→ **GIVEN REQUEST**
Transcribe each line of the records below exactly as it appears, leaving out the pictures.

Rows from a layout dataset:
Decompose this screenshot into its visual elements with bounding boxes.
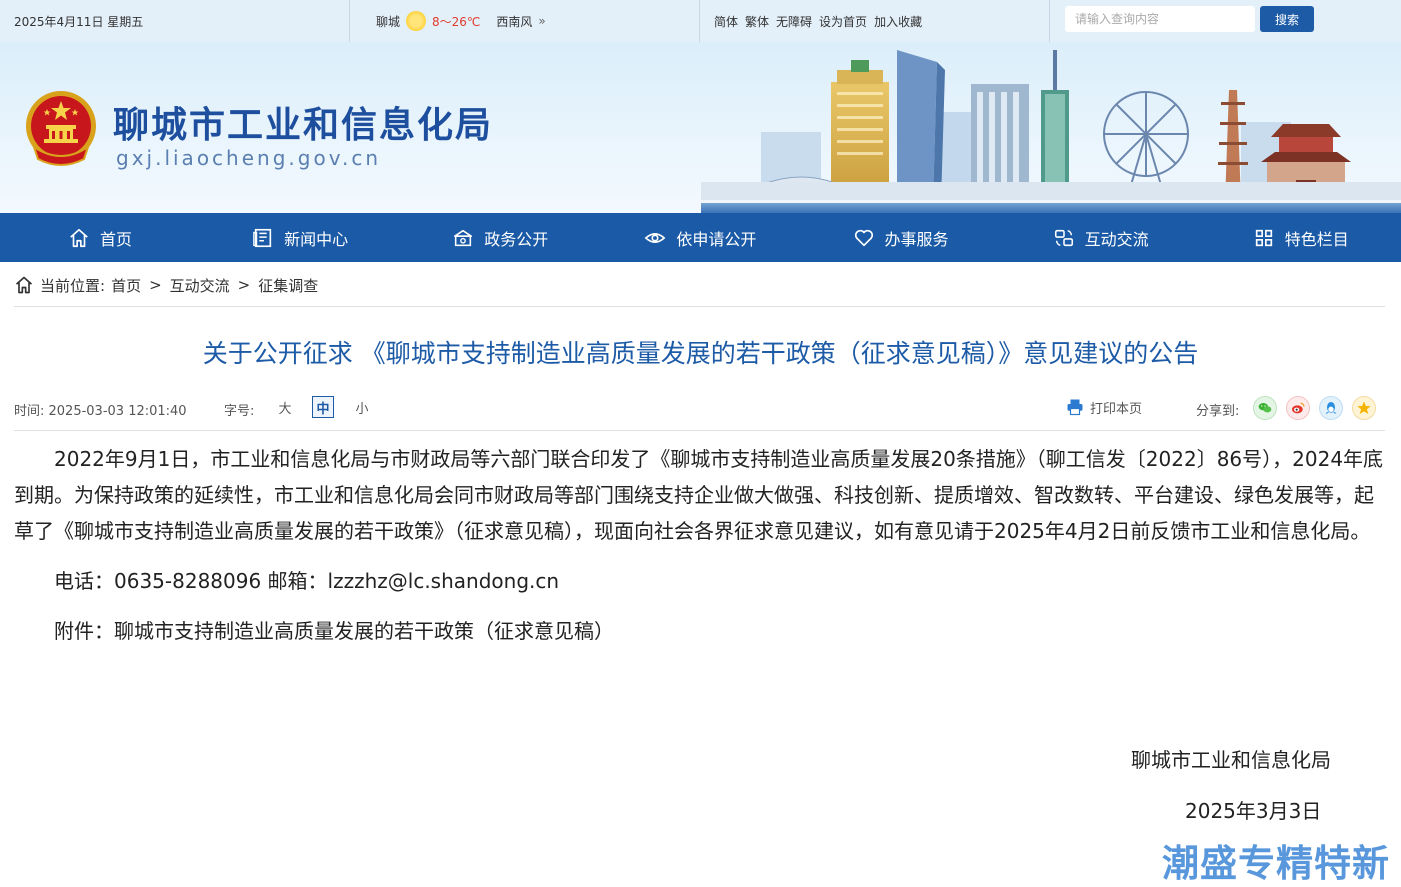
divider	[1049, 0, 1050, 42]
link-set-homepage[interactable]: 设为首页	[819, 13, 867, 30]
breadcrumb-separator: >	[149, 276, 162, 294]
share-label: 分享到:	[1196, 404, 1240, 419]
contact-info: 电话：0635-8288096 邮箱：lzzzhz@lc.shandong.cn	[54, 569, 560, 593]
article-paragraph: 2022年9月1日，市工业和信息化局与市财政局等六部门联合印发了《聊城市支持制造…	[14, 447, 1384, 543]
nav-label: 特色栏目	[1284, 229, 1349, 249]
breadcrumb-separator: >	[237, 276, 251, 294]
nav-item-services[interactable]: 办事服务	[801, 213, 1001, 262]
weather-wind: 西南风	[496, 14, 533, 29]
gov-icon	[454, 229, 473, 246]
divider	[14, 430, 1385, 431]
nav-item-home[interactable]: 首页	[0, 213, 200, 262]
weather-widget: 聊城 8～26℃ 西南风 »	[376, 0, 546, 42]
font-size-medium-button[interactable]: 中	[312, 396, 334, 418]
home-icon	[15, 276, 33, 294]
print-label: 打印本页	[1090, 401, 1143, 417]
share-qzone-button[interactable]	[1352, 396, 1376, 420]
weather-city: 聊城	[376, 14, 401, 29]
share-wechat-button[interactable]	[1253, 396, 1277, 420]
nav-item-gov-affairs[interactable]: 政务公开	[400, 213, 600, 262]
top-utility-bar: 2025年4月11日 星期五 聊城 8～26℃ 西南风 » 简体 繁体 无障碍 …	[0, 0, 1401, 42]
heart-icon	[854, 229, 873, 246]
star-icon	[1357, 401, 1371, 414]
weibo-icon	[1292, 402, 1305, 414]
publish-time: 时间: 2025-03-03 12:01:40	[14, 404, 187, 419]
printer-icon	[1067, 399, 1083, 416]
nav-label: 办事服务	[884, 229, 949, 249]
font-size-small-button[interactable]: 小	[351, 396, 373, 418]
site-banner: 聊城市工业和信息化局 gxj.liaocheng.gov.cn	[0, 42, 1401, 213]
share-qq-button[interactable]	[1319, 396, 1343, 420]
interaction-icon	[1054, 229, 1073, 246]
sunny-icon	[406, 11, 427, 31]
divider	[699, 0, 700, 42]
breadcrumb: 当前位置: 首页 > 互动交流 > 征集调查	[14, 274, 318, 296]
site-title: 聊城市工业和信息化局	[113, 105, 494, 146]
nav-item-apply-disclosure[interactable]: 依申请公开	[600, 213, 800, 262]
font-size-large-button[interactable]: 大	[274, 396, 296, 418]
main-navigation: 首页 新闻中心 政务公开 依申请公开 办事服务 互动交流 特色栏目	[0, 213, 1401, 262]
link-traditional[interactable]: 繁体	[745, 13, 769, 30]
attachment-link[interactable]: 附件：聊城市支持制造业高质量发展的若干政策（征求意见稿）	[14, 613, 1385, 649]
signature-date: 2025年3月3日	[1185, 799, 1322, 823]
nav-item-interaction[interactable]: 互动交流	[1001, 213, 1201, 262]
link-simplified[interactable]: 简体	[714, 13, 738, 30]
site-domain: gxj.liaocheng.gov.cn	[116, 146, 381, 170]
nav-item-news[interactable]: 新闻中心	[200, 213, 400, 262]
link-accessibility[interactable]: 无障碍	[776, 13, 812, 30]
national-emblem-icon	[26, 91, 96, 166]
nav-item-featured[interactable]: 特色栏目	[1201, 213, 1401, 262]
weather-temperature: 8～26℃	[432, 14, 481, 29]
signature-organization: 聊城市工业和信息化局	[1131, 748, 1331, 772]
nav-label: 互动交流	[1084, 229, 1149, 249]
double-chevron-right-icon[interactable]: »	[538, 14, 545, 28]
font-size-label: 字号:	[224, 404, 255, 419]
home-icon	[70, 228, 88, 247]
current-date: 2025年4月11日 星期五	[14, 14, 144, 29]
breadcrumb-item-home[interactable]: 首页	[111, 275, 141, 296]
watermark-text: 潮盛专精特新	[1162, 842, 1390, 885]
city-skyline-illustration	[701, 50, 1401, 213]
search-input[interactable]	[1065, 6, 1255, 32]
breadcrumb-label: 当前位置:	[40, 276, 106, 295]
print-button[interactable]: 打印本页	[1066, 396, 1142, 418]
article-title: 关于公开征求 《聊城市支持制造业高质量发展的若干政策（征求意见稿）》意见建议的公…	[202, 339, 1199, 368]
article-body: 2022年9月1日，市工业和信息化局与市财政局等六部门联合印发了《聊城市支持制造…	[14, 441, 1385, 649]
link-add-favorite[interactable]: 加入收藏	[874, 13, 922, 30]
utility-links: 简体 繁体 无障碍 设为首页 加入收藏	[714, 0, 922, 42]
breadcrumb-item-survey[interactable]: 征集调查	[258, 275, 318, 296]
nav-label: 首页	[100, 229, 133, 249]
nav-label: 政务公开	[484, 229, 549, 249]
share-weibo-button[interactable]	[1286, 396, 1310, 420]
breadcrumb-item-interaction[interactable]: 互动交流	[170, 275, 230, 296]
news-icon	[253, 228, 272, 247]
article-meta: 时间: 2025-03-03 12:01:40 字号: 大 中 小 打印本页 分…	[14, 396, 1385, 422]
nav-label: 依申请公开	[676, 229, 757, 249]
divider	[349, 0, 350, 42]
eye-icon	[645, 232, 666, 243]
search-button[interactable]: 搜索	[1260, 6, 1314, 32]
divider	[14, 306, 1385, 307]
wechat-icon	[1258, 403, 1272, 413]
grid-icon	[1255, 229, 1272, 246]
nav-label: 新闻中心	[284, 229, 349, 249]
qq-icon	[1325, 402, 1337, 414]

→ **SOLVED EXERCISE**
Decompose this screenshot into its visual elements with bounding boxes.
divider	[1049, 0, 1050, 42]
link-set-homepage[interactable]: 设为首页	[819, 13, 867, 30]
breadcrumb-separator: >	[149, 276, 162, 294]
share-label: 分享到:	[1196, 404, 1240, 419]
contact-info: 电话：0635-8288096 邮箱：lzzzhz@lc.shandong.cn	[54, 569, 560, 593]
article-paragraph: 2022年9月1日，市工业和信息化局与市财政局等六部门联合印发了《聊城市支持制造…	[14, 447, 1384, 543]
nav-label: 特色栏目	[1284, 229, 1349, 249]
breadcrumb-separator: >	[237, 276, 251, 294]
nav-item-services[interactable]: 办事服务	[801, 213, 1001, 262]
weather-wind: 西南风	[496, 14, 533, 29]
gov-icon	[454, 229, 473, 246]
divider	[14, 430, 1385, 431]
nav-item-home[interactable]: 首页	[0, 213, 200, 262]
weather-widget: 聊城 8～26℃ 西南风 »	[376, 0, 546, 42]
font-size-medium-button[interactable]: 中	[312, 396, 334, 418]
home-icon	[15, 276, 33, 294]
print-label: 打印本页	[1090, 401, 1143, 417]
share-qzone-button[interactable]	[1352, 396, 1376, 420]
weather-city: 聊城	[376, 14, 401, 29]
share-wechat-button[interactable]	[1253, 396, 1277, 420]
nav-item-gov-affairs[interactable]: 政务公开	[400, 213, 600, 262]
top-utility-bar: 2025年4月11日 星期五 聊城 8～26℃ 西南风 » 简体 繁体 无障碍 …	[0, 0, 1401, 42]
heart-icon	[854, 229, 873, 246]
star-icon	[1357, 401, 1371, 414]
weibo-icon	[1292, 402, 1305, 414]
publish-time: 时间: 2025-03-03 12:01:40	[14, 404, 187, 419]
printer-icon	[1067, 399, 1083, 416]
nav-label: 办事服务	[884, 229, 949, 249]
font-size-small-button[interactable]: 小	[351, 396, 373, 418]
site-banner: 聊城市工业和信息化局 gxj.liaocheng.gov.cn	[0, 42, 1401, 213]
share-qq-button[interactable]	[1319, 396, 1343, 420]
interaction-icon	[1054, 229, 1073, 246]
sunny-icon	[406, 11, 427, 31]
divider	[699, 0, 700, 42]
breadcrumb: 当前位置: 首页 > 互动交流 > 征集调查	[14, 274, 318, 296]
site-title: 聊城市工业和信息化局	[113, 105, 494, 146]
nav-item-apply-disclosure[interactable]: 依申请公开	[600, 213, 800, 262]
font-size-large-button[interactable]: 大	[274, 396, 296, 418]
main-navigation: 首页 新闻中心 政务公开 依申请公开 办事服务 互动交流 特色栏目	[0, 213, 1401, 262]
link-traditional[interactable]: 繁体	[745, 13, 769, 30]
attachment-link[interactable]: 附件：聊城市支持制造业高质量发展的若干政策（征求意见稿）	[14, 613, 1385, 649]
signature-date: 2025年3月3日	[1185, 799, 1322, 823]
nav-item-interaction[interactable]: 互动交流	[1001, 213, 1201, 262]
link-simplified[interactable]: 简体	[714, 13, 738, 30]
site-domain: gxj.liaocheng.gov.cn	[116, 146, 381, 170]
nav-item-news[interactable]: 新闻中心	[200, 213, 400, 262]
link-accessibility[interactable]: 无障碍	[776, 13, 812, 30]
national-emblem-icon	[26, 91, 96, 166]
nav-item-featured[interactable]: 特色栏目	[1201, 213, 1401, 262]
weather-temperature: 8～26℃	[432, 14, 481, 29]
signature-organization: 聊城市工业和信息化局	[1131, 748, 1331, 772]
nav-label: 互动交流	[1084, 229, 1149, 249]
double-chevron-right-icon[interactable]: »	[538, 14, 545, 28]
font-size-label: 字号:	[224, 404, 255, 419]
home-icon	[70, 228, 88, 247]
current-date: 2025年4月11日 星期五	[14, 14, 144, 29]
breadcrumb-item-home[interactable]: 首页	[111, 275, 141, 296]
watermark-text: 潮盛专精特新	[1162, 842, 1390, 885]
city-skyline-illustration	[701, 50, 1401, 213]
search-input[interactable]	[1065, 6, 1255, 32]
breadcrumb-label: 当前位置:	[40, 276, 106, 295]
print-button[interactable]: 打印本页	[1066, 396, 1142, 418]
article-title: 关于公开征求 《聊城市支持制造业高质量发展的若干政策（征求意见稿）》意见建议的公…	[202, 339, 1199, 368]
article-body: 2022年9月1日，市工业和信息化局与市财政局等六部门联合印发了《聊城市支持制造…	[14, 441, 1385, 649]
link-add-favorite[interactable]: 加入收藏	[874, 13, 922, 30]
utility-links: 简体 繁体 无障碍 设为首页 加入收藏	[714, 0, 922, 42]
breadcrumb-item-survey[interactable]: 征集调查	[258, 275, 318, 296]
nav-label: 首页	[100, 229, 133, 249]
nav-label: 政务公开	[484, 229, 549, 249]
share-weibo-button[interactable]	[1286, 396, 1310, 420]
breadcrumb-item-interaction[interactable]: 互动交流	[170, 275, 230, 296]
news-icon	[253, 228, 272, 247]
article-meta: 时间: 2025-03-03 12:01:40 字号: 大 中 小 打印本页 分…	[14, 396, 1385, 422]
nav-label: 依申请公开	[676, 229, 757, 249]
divider	[349, 0, 350, 42]
eye-icon	[645, 232, 666, 243]
search-button[interactable]: 搜索	[1260, 6, 1314, 32]
divider	[14, 306, 1385, 307]
wechat-icon	[1258, 403, 1272, 413]
grid-icon	[1255, 229, 1272, 246]
nav-label: 新闻中心	[284, 229, 349, 249]
qq-icon	[1325, 402, 1337, 414]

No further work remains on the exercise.